▶ [Set problem]
Gather each line of the records where "BINANCE" appears.

═════ Data records ═════

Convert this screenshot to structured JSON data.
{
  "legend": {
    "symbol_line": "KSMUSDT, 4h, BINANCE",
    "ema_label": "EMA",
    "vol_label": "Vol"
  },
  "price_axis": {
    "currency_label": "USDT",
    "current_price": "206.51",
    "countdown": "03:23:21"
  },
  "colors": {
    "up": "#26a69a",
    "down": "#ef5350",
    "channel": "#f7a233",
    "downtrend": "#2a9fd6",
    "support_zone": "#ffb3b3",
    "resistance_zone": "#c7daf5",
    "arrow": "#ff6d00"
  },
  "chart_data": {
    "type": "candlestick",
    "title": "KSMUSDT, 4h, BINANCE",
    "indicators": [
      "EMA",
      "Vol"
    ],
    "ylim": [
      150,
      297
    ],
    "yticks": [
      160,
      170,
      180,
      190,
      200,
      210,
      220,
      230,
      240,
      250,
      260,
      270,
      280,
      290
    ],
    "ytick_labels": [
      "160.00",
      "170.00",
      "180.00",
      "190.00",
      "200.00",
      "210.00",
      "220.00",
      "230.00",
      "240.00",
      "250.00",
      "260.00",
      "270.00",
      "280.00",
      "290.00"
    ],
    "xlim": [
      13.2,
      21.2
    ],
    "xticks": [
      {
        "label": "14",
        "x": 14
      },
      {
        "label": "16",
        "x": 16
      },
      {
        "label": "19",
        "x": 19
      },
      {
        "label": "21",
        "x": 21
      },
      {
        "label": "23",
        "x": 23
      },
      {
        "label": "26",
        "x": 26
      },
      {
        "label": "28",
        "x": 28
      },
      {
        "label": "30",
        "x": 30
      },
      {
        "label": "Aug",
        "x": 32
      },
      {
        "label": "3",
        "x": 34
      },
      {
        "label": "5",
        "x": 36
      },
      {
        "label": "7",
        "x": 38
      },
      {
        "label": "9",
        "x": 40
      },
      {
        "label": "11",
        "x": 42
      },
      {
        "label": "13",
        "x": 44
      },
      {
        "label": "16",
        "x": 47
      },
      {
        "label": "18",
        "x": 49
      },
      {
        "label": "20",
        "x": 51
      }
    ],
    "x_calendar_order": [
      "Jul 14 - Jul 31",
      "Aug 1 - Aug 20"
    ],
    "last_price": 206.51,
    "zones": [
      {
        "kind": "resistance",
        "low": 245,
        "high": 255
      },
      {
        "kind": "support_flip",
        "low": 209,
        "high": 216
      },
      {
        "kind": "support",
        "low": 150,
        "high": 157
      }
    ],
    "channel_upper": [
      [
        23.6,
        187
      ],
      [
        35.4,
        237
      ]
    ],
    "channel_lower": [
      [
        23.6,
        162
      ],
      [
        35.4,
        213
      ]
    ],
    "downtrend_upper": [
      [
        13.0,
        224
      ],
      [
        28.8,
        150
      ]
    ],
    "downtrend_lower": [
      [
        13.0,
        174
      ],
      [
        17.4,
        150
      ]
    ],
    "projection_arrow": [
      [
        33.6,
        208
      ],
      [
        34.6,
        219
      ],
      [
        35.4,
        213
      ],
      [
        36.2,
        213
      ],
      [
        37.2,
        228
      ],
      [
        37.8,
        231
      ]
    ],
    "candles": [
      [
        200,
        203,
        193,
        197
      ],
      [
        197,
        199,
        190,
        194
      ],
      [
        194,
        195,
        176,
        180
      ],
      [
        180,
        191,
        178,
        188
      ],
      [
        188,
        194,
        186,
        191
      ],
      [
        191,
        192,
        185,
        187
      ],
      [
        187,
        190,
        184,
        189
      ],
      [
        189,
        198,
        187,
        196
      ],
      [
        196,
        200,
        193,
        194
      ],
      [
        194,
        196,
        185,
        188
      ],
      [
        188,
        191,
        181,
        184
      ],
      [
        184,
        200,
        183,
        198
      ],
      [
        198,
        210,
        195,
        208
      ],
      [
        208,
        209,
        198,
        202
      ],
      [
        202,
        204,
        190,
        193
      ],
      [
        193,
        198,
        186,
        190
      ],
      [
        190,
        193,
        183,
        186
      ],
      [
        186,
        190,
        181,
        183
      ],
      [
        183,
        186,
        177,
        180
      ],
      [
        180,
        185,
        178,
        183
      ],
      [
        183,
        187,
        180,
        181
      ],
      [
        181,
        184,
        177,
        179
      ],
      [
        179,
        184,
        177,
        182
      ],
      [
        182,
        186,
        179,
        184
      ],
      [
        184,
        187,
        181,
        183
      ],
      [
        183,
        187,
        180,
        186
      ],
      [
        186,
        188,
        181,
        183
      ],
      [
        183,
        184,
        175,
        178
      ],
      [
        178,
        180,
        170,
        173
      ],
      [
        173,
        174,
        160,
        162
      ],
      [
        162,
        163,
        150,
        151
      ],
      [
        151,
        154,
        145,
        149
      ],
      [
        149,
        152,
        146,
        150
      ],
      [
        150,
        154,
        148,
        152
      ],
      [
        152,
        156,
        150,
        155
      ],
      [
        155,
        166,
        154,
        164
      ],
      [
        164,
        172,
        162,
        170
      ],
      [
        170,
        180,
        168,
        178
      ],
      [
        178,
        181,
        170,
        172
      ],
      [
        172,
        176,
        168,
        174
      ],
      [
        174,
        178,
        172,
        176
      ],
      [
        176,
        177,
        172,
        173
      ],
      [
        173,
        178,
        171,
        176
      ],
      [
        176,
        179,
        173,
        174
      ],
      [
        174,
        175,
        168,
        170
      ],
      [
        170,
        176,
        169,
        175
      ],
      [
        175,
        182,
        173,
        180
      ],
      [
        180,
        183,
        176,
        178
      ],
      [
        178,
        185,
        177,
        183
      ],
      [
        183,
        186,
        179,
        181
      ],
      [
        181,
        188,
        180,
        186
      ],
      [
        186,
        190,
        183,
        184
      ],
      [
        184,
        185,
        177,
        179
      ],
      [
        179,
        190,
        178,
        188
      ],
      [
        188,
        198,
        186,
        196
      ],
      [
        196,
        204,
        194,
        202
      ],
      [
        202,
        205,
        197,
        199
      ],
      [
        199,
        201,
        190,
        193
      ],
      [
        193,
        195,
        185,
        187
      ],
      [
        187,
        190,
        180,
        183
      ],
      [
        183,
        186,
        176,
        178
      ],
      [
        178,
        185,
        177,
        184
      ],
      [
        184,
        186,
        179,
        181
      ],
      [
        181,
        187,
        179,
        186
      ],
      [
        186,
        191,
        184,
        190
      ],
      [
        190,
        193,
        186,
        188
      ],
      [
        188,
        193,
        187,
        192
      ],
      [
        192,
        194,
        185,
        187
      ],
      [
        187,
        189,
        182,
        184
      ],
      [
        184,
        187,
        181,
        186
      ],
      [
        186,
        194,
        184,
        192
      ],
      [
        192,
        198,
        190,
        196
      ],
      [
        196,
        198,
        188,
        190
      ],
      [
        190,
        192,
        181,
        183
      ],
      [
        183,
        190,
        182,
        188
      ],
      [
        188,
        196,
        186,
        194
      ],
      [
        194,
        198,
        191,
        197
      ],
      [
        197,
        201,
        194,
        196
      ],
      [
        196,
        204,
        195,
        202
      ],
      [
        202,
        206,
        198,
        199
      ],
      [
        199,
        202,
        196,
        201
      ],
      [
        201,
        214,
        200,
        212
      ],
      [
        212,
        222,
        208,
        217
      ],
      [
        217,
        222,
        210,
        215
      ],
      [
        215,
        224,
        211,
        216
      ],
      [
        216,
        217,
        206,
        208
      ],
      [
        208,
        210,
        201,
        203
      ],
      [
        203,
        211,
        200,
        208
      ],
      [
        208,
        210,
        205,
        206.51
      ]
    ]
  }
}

═════

▶ [Response]
    "symbol_line": "KSMUSDT, 4h, BINANCE",
    "title": "KSMUSDT, 4h, BINANCE",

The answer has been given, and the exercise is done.